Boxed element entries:

━━━━━━━━━━━━━━━━━━━━━━━━━━━━━━

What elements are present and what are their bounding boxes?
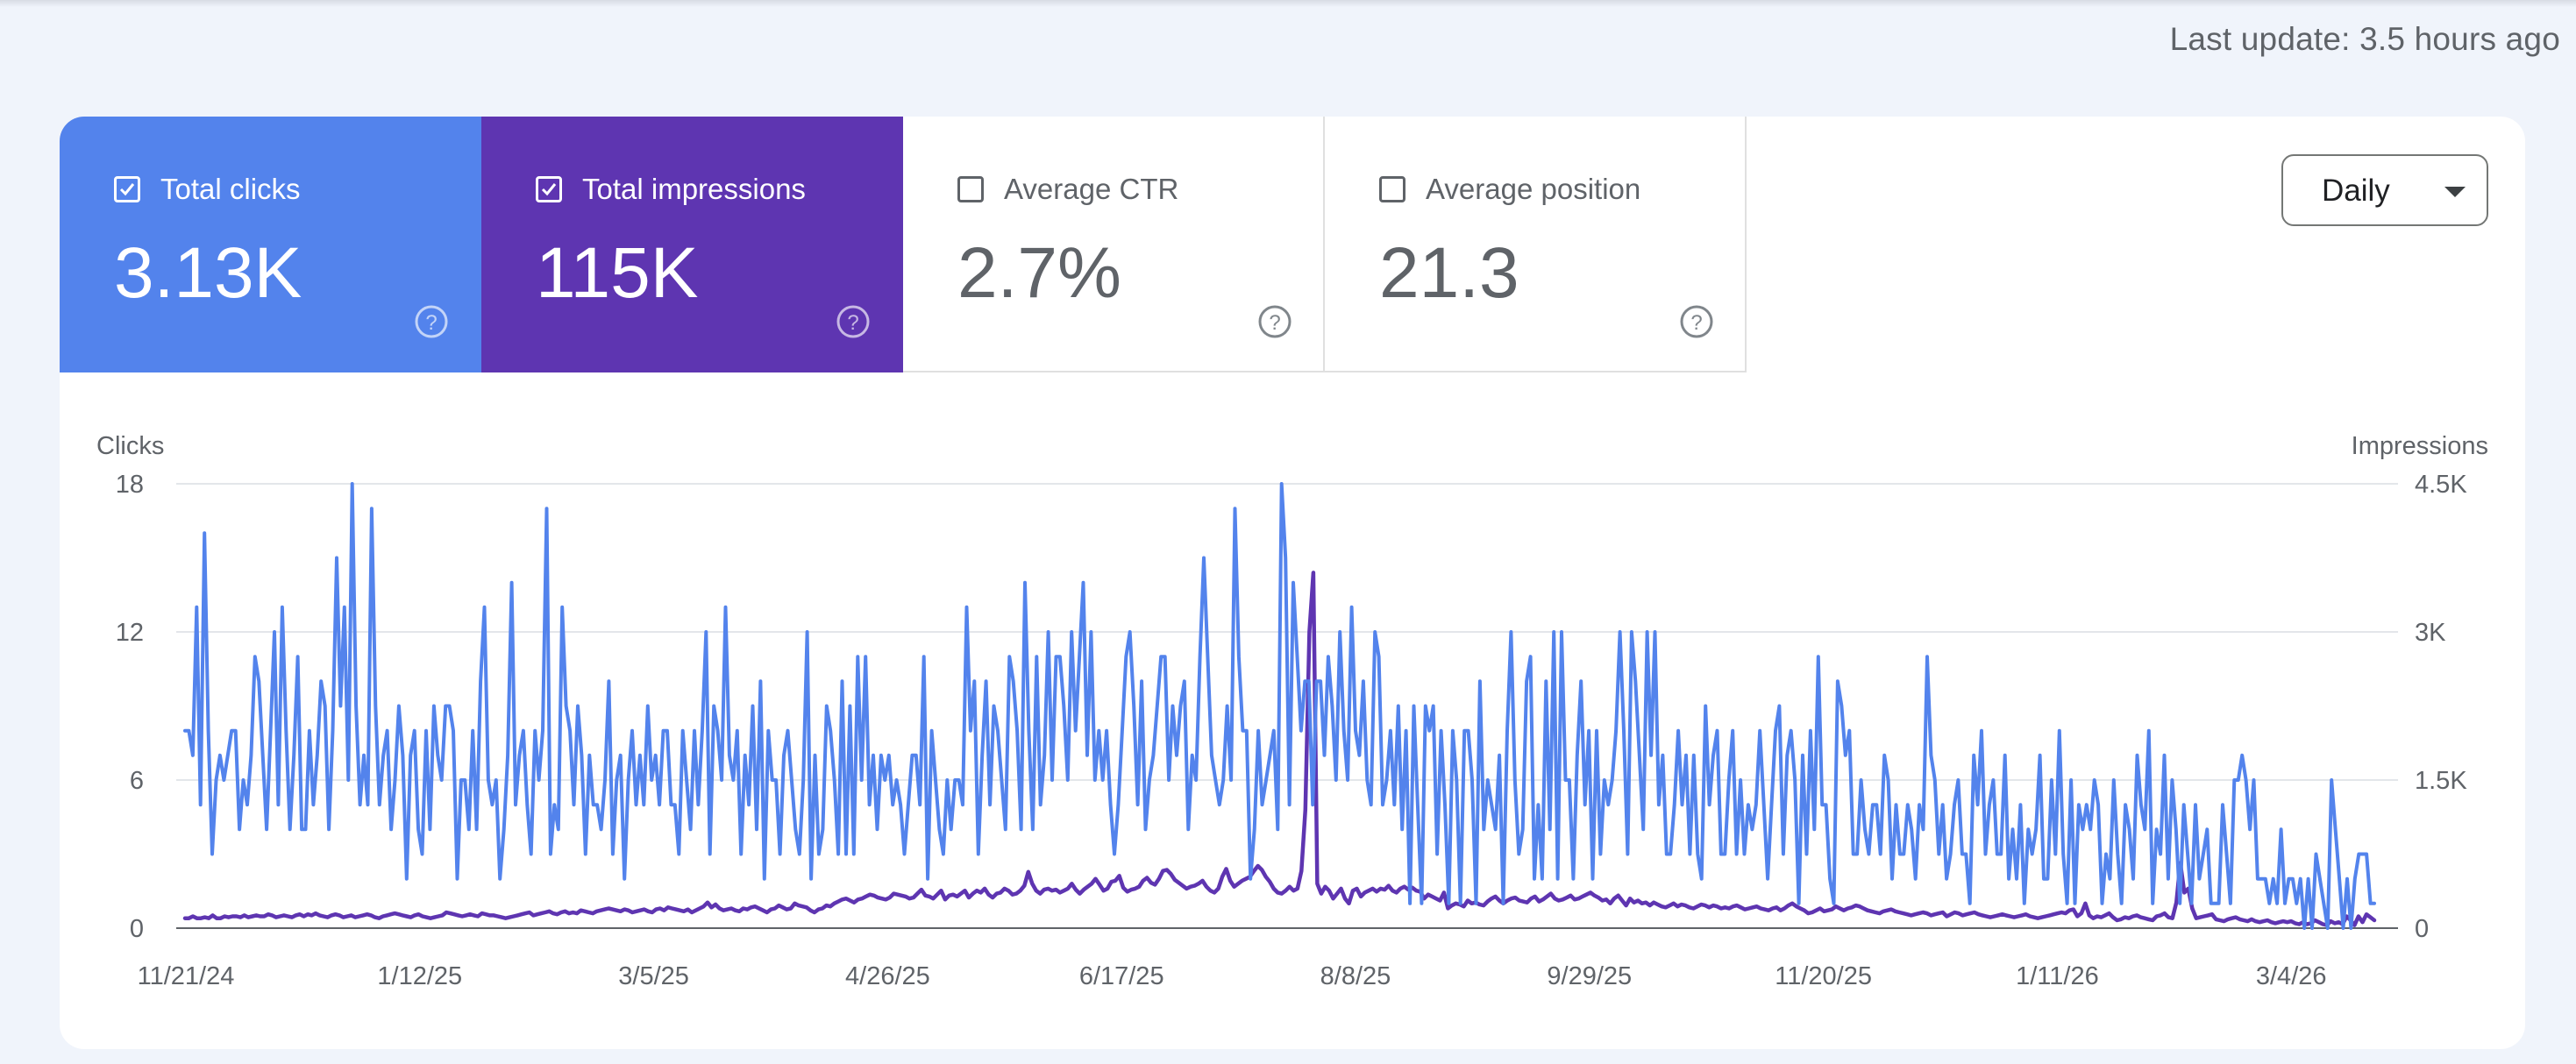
last-update-text: Last update: 3.5 hours ago — [2169, 21, 2560, 57]
right-tick-label: 0 — [2415, 915, 2429, 943]
tile-label: Total clicks — [160, 173, 301, 205]
tile-average-position[interactable]: Average position 21.3 ? — [1325, 117, 1747, 372]
granularity-label: Daily — [2322, 174, 2390, 208]
help-icon[interactable]: ? — [1679, 304, 1714, 344]
granularity-dropdown[interactable]: Daily — [2281, 154, 2488, 226]
metric-tiles: Total clicks 3.13K ? Total impressions 1… — [60, 117, 1747, 372]
help-icon[interactable]: ? — [836, 304, 871, 344]
left-tick-label: 0 — [130, 915, 144, 943]
right-tick-label: 3K — [2415, 619, 2446, 647]
tile-label: Total impressions — [582, 173, 806, 205]
tile-total-impressions[interactable]: Total impressions 115K ? — [481, 117, 903, 372]
right-axis-title: Impressions — [2352, 432, 2488, 460]
help-icon[interactable]: ? — [1257, 304, 1292, 344]
x-axis: 11/21/24 1/12/25 3/5/25 4/26/25 6/17/25 8/8/2… — [138, 962, 2327, 990]
top-shadow — [0, 0, 2576, 7]
tile-value: 21.3 — [1379, 233, 1519, 313]
x-tick-label: 11/21/24 — [138, 962, 235, 990]
left-tick-label: 12 — [116, 619, 144, 647]
dropdown-arrow-icon — [2444, 187, 2466, 197]
x-tick-label: 6/17/25 — [1079, 962, 1164, 990]
tile-total-clicks[interactable]: Total clicks 3.13K ? — [60, 117, 481, 372]
tile-average-ctr[interactable]: Average CTR 2.7% ? — [903, 117, 1325, 372]
checkbox-checked-icon[interactable] — [114, 176, 140, 202]
series-line-clicks — [183, 482, 2376, 930]
checkbox-unchecked-icon[interactable] — [957, 176, 984, 202]
left-axis-title: Clicks — [96, 432, 164, 460]
left-axis: 0 6 12 18 — [116, 471, 144, 943]
tile-value: 3.13K — [114, 233, 302, 313]
checkbox-checked-icon[interactable] — [536, 176, 562, 202]
series-line-impressions — [182, 571, 2377, 927]
tile-label: Average CTR — [1004, 173, 1179, 205]
left-tick-label: 6 — [130, 767, 144, 795]
right-tick-label: 4.5K — [2415, 471, 2467, 499]
svg-text:?: ? — [1690, 311, 1702, 335]
right-axis: 0 1.5K 3K 4.5K — [2415, 471, 2467, 943]
x-tick-label: 3/4/26 — [2256, 962, 2327, 990]
x-tick-label: 9/29/25 — [1547, 962, 1632, 990]
help-icon[interactable]: ? — [414, 304, 449, 344]
svg-text:?: ? — [1269, 311, 1280, 335]
performance-chart: 11/21/24 1/12/25 3/5/25 4/26/25 6/17/25 8/8/2… — [96, 432, 2488, 990]
x-tick-label: 1/12/25 — [377, 962, 462, 990]
x-tick-label: 11/20/25 — [1775, 962, 1872, 990]
tile-label: Average position — [1426, 173, 1641, 205]
performance-card: Total clicks 3.13K ? Total impressions 1… — [60, 117, 2525, 1049]
checkbox-unchecked-icon[interactable] — [1379, 176, 1405, 202]
x-tick-label: 8/8/25 — [1320, 962, 1391, 990]
left-tick-label: 18 — [116, 471, 144, 499]
svg-text:?: ? — [425, 311, 437, 335]
tile-value: 115K — [536, 233, 699, 313]
tile-value: 2.7% — [957, 233, 1121, 313]
x-tick-label: 1/11/26 — [2016, 962, 2099, 990]
series-lines — [182, 482, 2377, 930]
x-tick-label: 3/5/25 — [618, 962, 689, 990]
right-tick-label: 1.5K — [2415, 767, 2467, 795]
svg-text:?: ? — [847, 311, 858, 335]
x-tick-label: 4/26/25 — [845, 962, 930, 990]
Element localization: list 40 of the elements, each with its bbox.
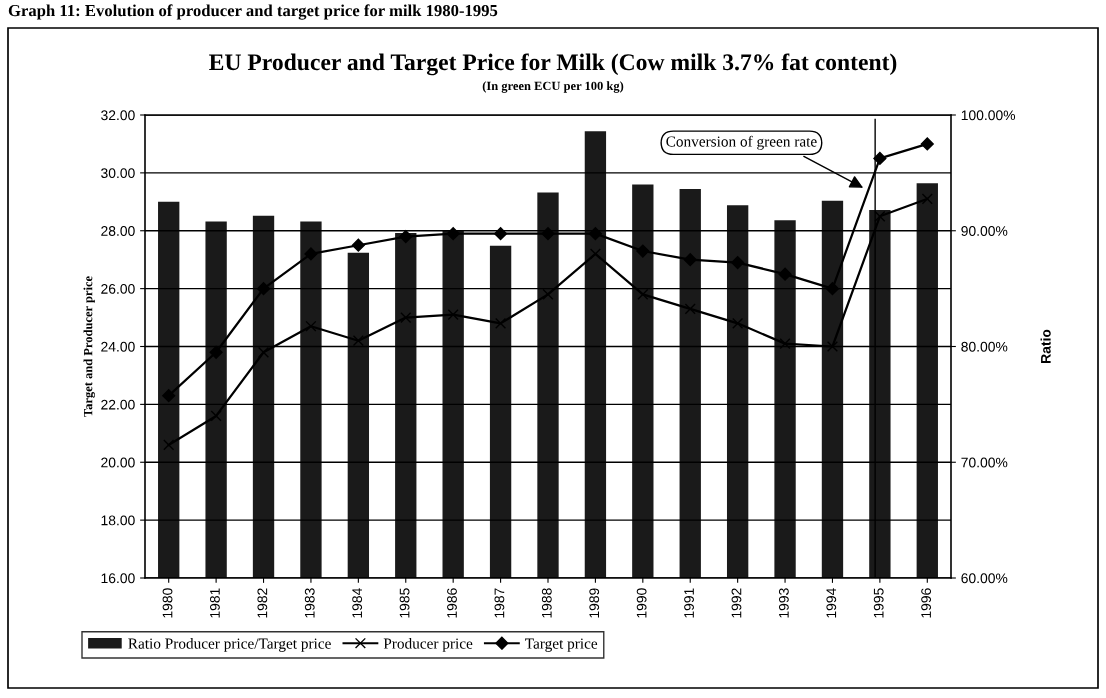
- y-tick-label: 24.00: [101, 341, 135, 352]
- y-tick-label: 16.00: [101, 573, 135, 584]
- x-tick-label: 1989: [589, 588, 600, 618]
- x-tick-label: 1987: [494, 588, 505, 618]
- y2-tick-label: 100.00%: [961, 110, 1016, 121]
- x-tick-label: 1996: [921, 588, 932, 618]
- x-tick-label: 1988: [541, 588, 552, 618]
- chart-subtitle: (In green ECU per 100 kg): [482, 81, 624, 93]
- y2-tick-label: 70.00%: [961, 457, 1008, 468]
- x-tick-label: 1984: [352, 588, 363, 618]
- y-tick-label: 30.00: [101, 168, 135, 179]
- legend-label: Producer price: [383, 637, 473, 652]
- x-tick-label: 1995: [873, 588, 884, 618]
- x-tick-label: 1985: [399, 588, 410, 618]
- y-tick-label: 26.00: [101, 283, 135, 294]
- y-tick-label: 20.00: [101, 457, 135, 468]
- y-tick-label: 22.00: [101, 399, 135, 410]
- caption: Graph 11: Evolution of producer and target price for milk 1980-1995: [8, 4, 498, 20]
- y-tick-label: 18.00: [101, 515, 135, 526]
- y-tick-label: 28.00: [101, 226, 135, 236]
- x-tick-label: 1992: [731, 588, 742, 618]
- y-axis-title: Target and Producer price: [83, 276, 95, 417]
- y2-tick-label: 80.00%: [961, 341, 1008, 352]
- legend-label: Ratio Producer price/Target price: [128, 637, 331, 652]
- y2-tick-label: 60.00%: [961, 573, 1008, 584]
- y2-tick-label: 90.00%: [961, 226, 1008, 236]
- x-tick-label: 1994: [826, 588, 837, 618]
- x-tick-label: 1990: [636, 588, 647, 618]
- x-tick-label: 1991: [684, 588, 694, 618]
- x-tick-label: 1986: [447, 588, 457, 618]
- y-tick-label: 32.00: [101, 110, 135, 121]
- x-tick-label: 1982: [257, 588, 268, 618]
- x-tick-label: 1981: [210, 588, 220, 618]
- annotation: Conversion of green rate: [666, 135, 817, 150]
- y2-axis-title: Ratio: [1040, 329, 1051, 363]
- legend-label: Target price: [525, 638, 598, 652]
- chart-title: EU Producer and Target Price for Milk (Cow milk 3.7% fat content): [209, 53, 897, 76]
- x-tick-label: 1980: [162, 588, 173, 618]
- x-tick-label: 1983: [304, 588, 315, 618]
- x-tick-label: 1993: [778, 588, 789, 618]
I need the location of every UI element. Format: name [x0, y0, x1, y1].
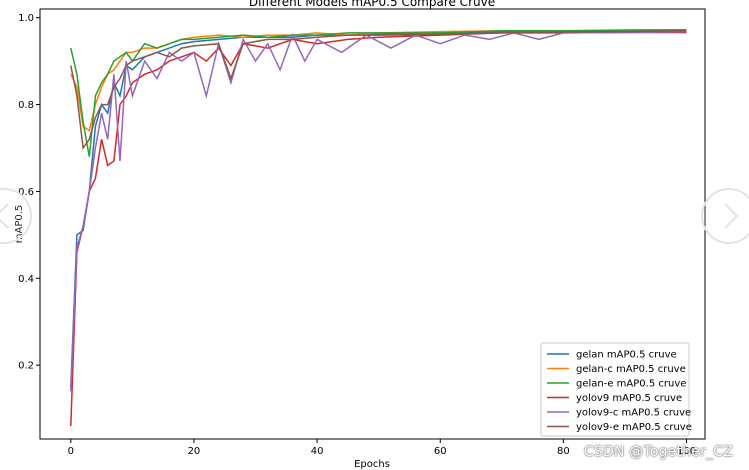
x-tick-label: 100	[677, 446, 696, 457]
x-tick-label: 20	[188, 446, 201, 457]
legend-label: yolov9-c mAP0.5 cruve	[576, 408, 691, 419]
series-line-2	[70, 29, 687, 157]
series-line-1	[70, 29, 687, 132]
series-lines	[70, 29, 687, 427]
legend-box	[540, 342, 690, 437]
legend-label: gelan-c mAP0.5 cruve	[576, 364, 686, 375]
x-tick-label: 0	[68, 446, 74, 457]
x-axis-label: Epochs	[354, 459, 390, 470]
chart-title: Different Models mAP0.5 Compare Cruve	[249, 0, 495, 9]
y-axis: 0.2 0.4 0.6 0.8 1.0	[18, 13, 40, 372]
chevron-right-icon	[724, 203, 739, 229]
series-line-0	[70, 29, 687, 387]
series-line-3	[70, 31, 687, 427]
legend-label: gelan mAP0.5 cruve	[576, 350, 677, 361]
y-tick-label: 0.6	[18, 187, 34, 198]
watermark: CSDN @Together_CZ	[583, 444, 733, 460]
x-tick-label: 80	[557, 446, 570, 457]
legend: gelan mAP0.5 cruve gelan-c mAP0.5 cruve ge…	[540, 342, 692, 437]
previous-image-button[interactable]	[0, 188, 32, 244]
y-tick-label: 0.8	[18, 100, 34, 111]
x-axis: 0 20 40 60 80 100	[68, 439, 696, 457]
x-tick-label: 40	[311, 446, 324, 457]
y-tick-label: 1.0	[18, 13, 34, 24]
y-tick-label: 0.2	[18, 361, 34, 372]
x-tick-label: 60	[434, 446, 447, 457]
legend-label: yolov9 mAP0.5 cruve	[576, 393, 682, 404]
chevron-left-icon	[0, 203, 9, 229]
series-line-5	[70, 29, 687, 151]
next-image-button[interactable]	[701, 188, 749, 244]
series-line-4	[70, 30, 687, 392]
y-tick-label: 0.4	[18, 274, 34, 285]
legend-label: yolov9-e mAP0.5 cruve	[576, 422, 692, 433]
legend-label: gelan-e mAP0.5 cruve	[576, 379, 686, 390]
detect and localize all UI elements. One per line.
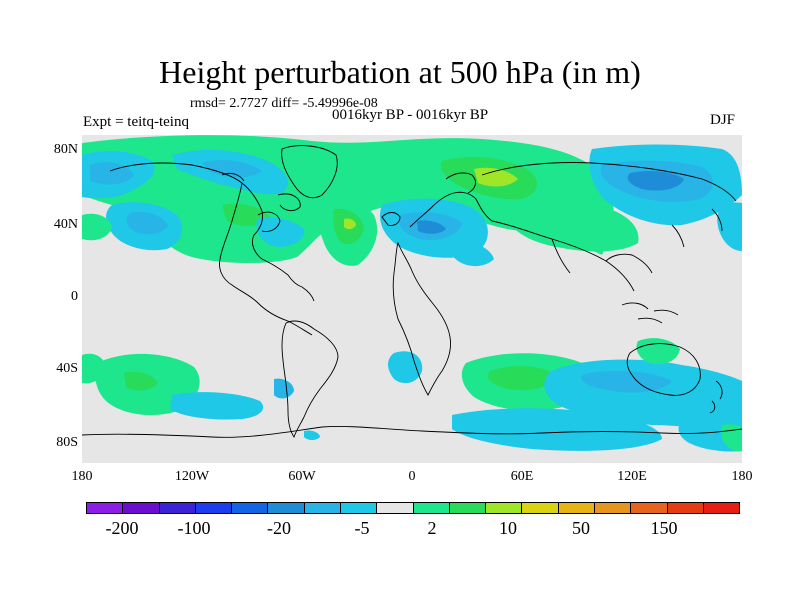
colorbar-label: 50 <box>572 518 590 538</box>
perturbation-region <box>202 160 262 178</box>
colorbar-cell <box>159 503 196 513</box>
colorbar-label: 150 <box>650 518 678 538</box>
colorbar-cell <box>631 503 668 513</box>
lat-label-80n: 80N <box>53 142 78 157</box>
colorbar-cell <box>87 503 124 513</box>
colorbar-cell <box>449 503 487 513</box>
colorbar-cell <box>594 503 632 513</box>
perturbation-region <box>474 167 518 187</box>
perturbation-region <box>717 202 742 251</box>
lat-label-40s: 40S <box>56 361 78 376</box>
colorbar-cell <box>232 503 269 513</box>
perturbation-region <box>502 204 639 252</box>
perturbation-region <box>256 217 305 247</box>
perturbation-region <box>344 218 356 230</box>
lon-label-180e: 180 <box>731 469 753 484</box>
perturbation-region <box>488 366 556 391</box>
field-fill <box>82 135 742 463</box>
lon-label-60w: 60W <box>288 469 316 484</box>
stats-label: rmsd= 2.7727 diff= -5.49996e-08 <box>190 96 378 111</box>
lon-label-180w: 180 <box>71 469 93 484</box>
colorbar-cell <box>268 503 305 513</box>
colorbar-cell <box>558 503 595 513</box>
perturbation-region <box>581 370 672 393</box>
colorbar-label: -100 <box>177 518 211 538</box>
lat-label-40n: 40N <box>53 217 78 232</box>
colorbar-cell <box>304 503 341 513</box>
colorbar-cell <box>123 503 160 513</box>
lat-label-0: 0 <box>71 289 78 304</box>
perturbation-region <box>417 220 446 234</box>
chart-title: Height perturbation at 500 hPa (in m) <box>159 54 641 90</box>
colorbar-cell <box>522 503 559 513</box>
colorbar-cell <box>195 503 233 513</box>
colorbar-label: -20 <box>267 518 291 538</box>
lon-label-120e: 120E <box>617 469 647 484</box>
perturbation-region <box>274 378 294 399</box>
coastlines <box>82 145 742 439</box>
perturbation-region <box>126 211 168 235</box>
colorbar <box>86 502 740 514</box>
colorbar-label: -200 <box>105 518 139 538</box>
colorbar-cell <box>667 503 704 513</box>
colorbar-cell <box>486 503 523 513</box>
experiment-label: Expt = teitq-teinq <box>83 114 189 130</box>
period-label: 0016kyr BP - 0016kyr BP <box>331 107 489 123</box>
colorbar-label: 2 <box>427 518 437 538</box>
perturbation-region <box>450 241 494 267</box>
lon-label-0: 0 <box>408 469 416 484</box>
perturbation-region <box>452 408 662 451</box>
perturbation-region <box>90 162 134 185</box>
colorbar-label: 10 <box>499 518 517 538</box>
lon-label-120w: 120W <box>174 469 210 484</box>
perturbation-region <box>82 213 112 241</box>
lon-label-60e: 60E <box>510 469 534 484</box>
perturbation-region <box>304 430 320 440</box>
lat-label-80s: 80S <box>56 435 78 450</box>
colorbar-label: -5 <box>354 518 370 538</box>
height-perturbation-map <box>82 135 742 463</box>
perturbation-region <box>170 392 264 420</box>
colorbar-cell <box>340 503 378 513</box>
colorbar-cell <box>377 503 414 513</box>
season-label: DJF <box>710 112 736 128</box>
perturbation-region <box>124 371 158 391</box>
perturbation-region <box>627 171 684 191</box>
colorbar-cell <box>703 503 740 513</box>
colorbar-cell <box>413 503 450 513</box>
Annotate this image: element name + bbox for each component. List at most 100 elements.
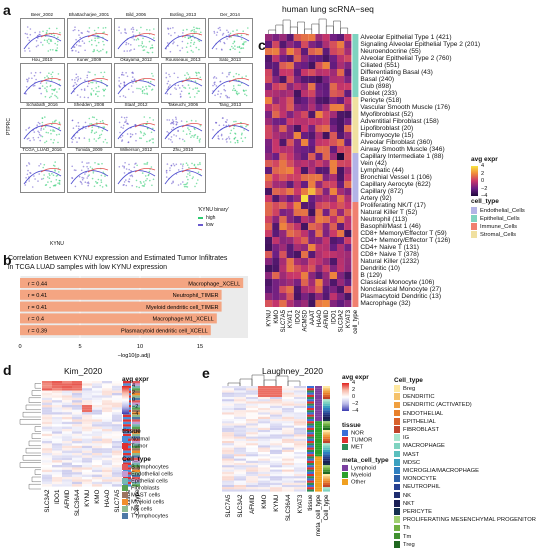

━━━━━━━━━━━━━━━━━━━━━━━━━━━━━━

WHAT YOU HAVE TO DO: Update the listing from the line with "- y-tick-label: 24.00: [101, 341, 135, 352]" up to and including the line with "- chart-subtitle: (In", changing "x-tick-label" to "x-axis-label" and leaving everything else as it is. Return only those updated lines.

SOLUTION:
- y-tick-label: 24.00: [101, 341, 135, 352]
- y-tick-label: 16.00: [101, 573, 135, 584]
- x-axis-label: 1989: [589, 588, 600, 618]
- x-axis-label: 1987: [494, 588, 505, 618]
- y2-tick-label: 100.00%: [961, 110, 1016, 121]
- x-axis-label: 1996: [921, 588, 932, 618]
- x-axis-label: 1988: [541, 588, 552, 618]
- chart-subtitle: (In green ECU per 100 kg): [482, 81, 624, 93]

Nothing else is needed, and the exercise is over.